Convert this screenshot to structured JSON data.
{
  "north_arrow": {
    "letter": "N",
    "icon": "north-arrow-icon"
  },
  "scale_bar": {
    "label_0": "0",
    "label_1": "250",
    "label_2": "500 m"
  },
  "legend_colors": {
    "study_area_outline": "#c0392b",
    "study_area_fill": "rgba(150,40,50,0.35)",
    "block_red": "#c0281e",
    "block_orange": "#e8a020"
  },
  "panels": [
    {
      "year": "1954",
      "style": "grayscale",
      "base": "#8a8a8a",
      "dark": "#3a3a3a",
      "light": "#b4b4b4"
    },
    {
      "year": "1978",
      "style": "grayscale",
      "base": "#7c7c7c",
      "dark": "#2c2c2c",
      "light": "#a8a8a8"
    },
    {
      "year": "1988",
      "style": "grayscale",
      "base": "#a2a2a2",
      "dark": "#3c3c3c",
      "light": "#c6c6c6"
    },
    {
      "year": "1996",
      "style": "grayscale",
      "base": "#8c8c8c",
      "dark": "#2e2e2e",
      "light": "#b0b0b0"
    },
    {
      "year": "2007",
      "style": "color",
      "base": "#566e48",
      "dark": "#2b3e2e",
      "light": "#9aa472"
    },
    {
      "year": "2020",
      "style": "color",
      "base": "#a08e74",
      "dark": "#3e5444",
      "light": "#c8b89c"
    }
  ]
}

--- --- ---

§ **WHAT IS ASKED**:
Find all lines with "base" in them and copy each one.

§ **PROBLEM SOLUTION**:
      "base": "#8a8a8a",
      "base": "#7c7c7c",
      "base": "#a2a2a2",
      "base": "#8c8c8c",
      "base": "#566e48",
      "base": "#a08e74",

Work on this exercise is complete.